Would you transcribe all of the data exactly, down to the last character?

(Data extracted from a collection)
□ □ □ □ □ □ □

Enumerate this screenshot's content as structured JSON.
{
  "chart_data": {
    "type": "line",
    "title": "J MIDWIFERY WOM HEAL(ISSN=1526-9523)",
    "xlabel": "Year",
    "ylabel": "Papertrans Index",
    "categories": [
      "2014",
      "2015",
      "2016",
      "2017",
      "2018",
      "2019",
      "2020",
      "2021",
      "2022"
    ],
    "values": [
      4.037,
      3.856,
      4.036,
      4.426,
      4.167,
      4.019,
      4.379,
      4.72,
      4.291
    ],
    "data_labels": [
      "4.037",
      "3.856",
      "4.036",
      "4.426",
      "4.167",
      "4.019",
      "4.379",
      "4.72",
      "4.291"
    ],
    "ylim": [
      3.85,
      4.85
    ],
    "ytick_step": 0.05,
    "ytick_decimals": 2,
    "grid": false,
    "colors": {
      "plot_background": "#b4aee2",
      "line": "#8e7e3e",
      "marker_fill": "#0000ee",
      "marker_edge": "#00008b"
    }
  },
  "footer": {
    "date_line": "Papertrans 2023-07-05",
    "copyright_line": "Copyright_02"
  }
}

□ □ □ □ □ □ □

Problem solution ▸
Enumerate this screenshot's content as structured JSON.
{
  "chart_data": {
    "type": "line",
    "title": "J MIDWIFERY WOM HEAL(ISSN=1526-9523)",
    "xlabel": "Year",
    "ylabel": "Papertrans Index",
    "categories": [
      "2014",
      "2015",
      "2016",
      "2017",
      "2018",
      "2019",
      "2020",
      "2021",
      "2022"
    ],
    "values": [
      4.037,
      3.856,
      4.036,
      4.426,
      4.167,
      4.019,
      4.379,
      4.72,
      4.291
    ],
    "data_labels": [
      "4.037",
      "3.856",
      "4.036",
      "4.426",
      "4.167",
      "4.019",
      "4.379",
      "4.72",
      "4.291"
    ],
    "ylim": [
      3.85,
      4.85
    ],
    "ytick_step": 0.05,
    "ytick_decimals": 2,
    "grid": false,
    "colors": {
      "plot_background": "#b4aee2",
      "line": "#8e7e3e",
      "marker_fill": "#0000ee",
      "marker_edge": "#00008b"
    }
  },
  "footer": {
    "date_line": "Papertrans 2023-07-05",
    "copyright_line": "Copyright_02"
  }
}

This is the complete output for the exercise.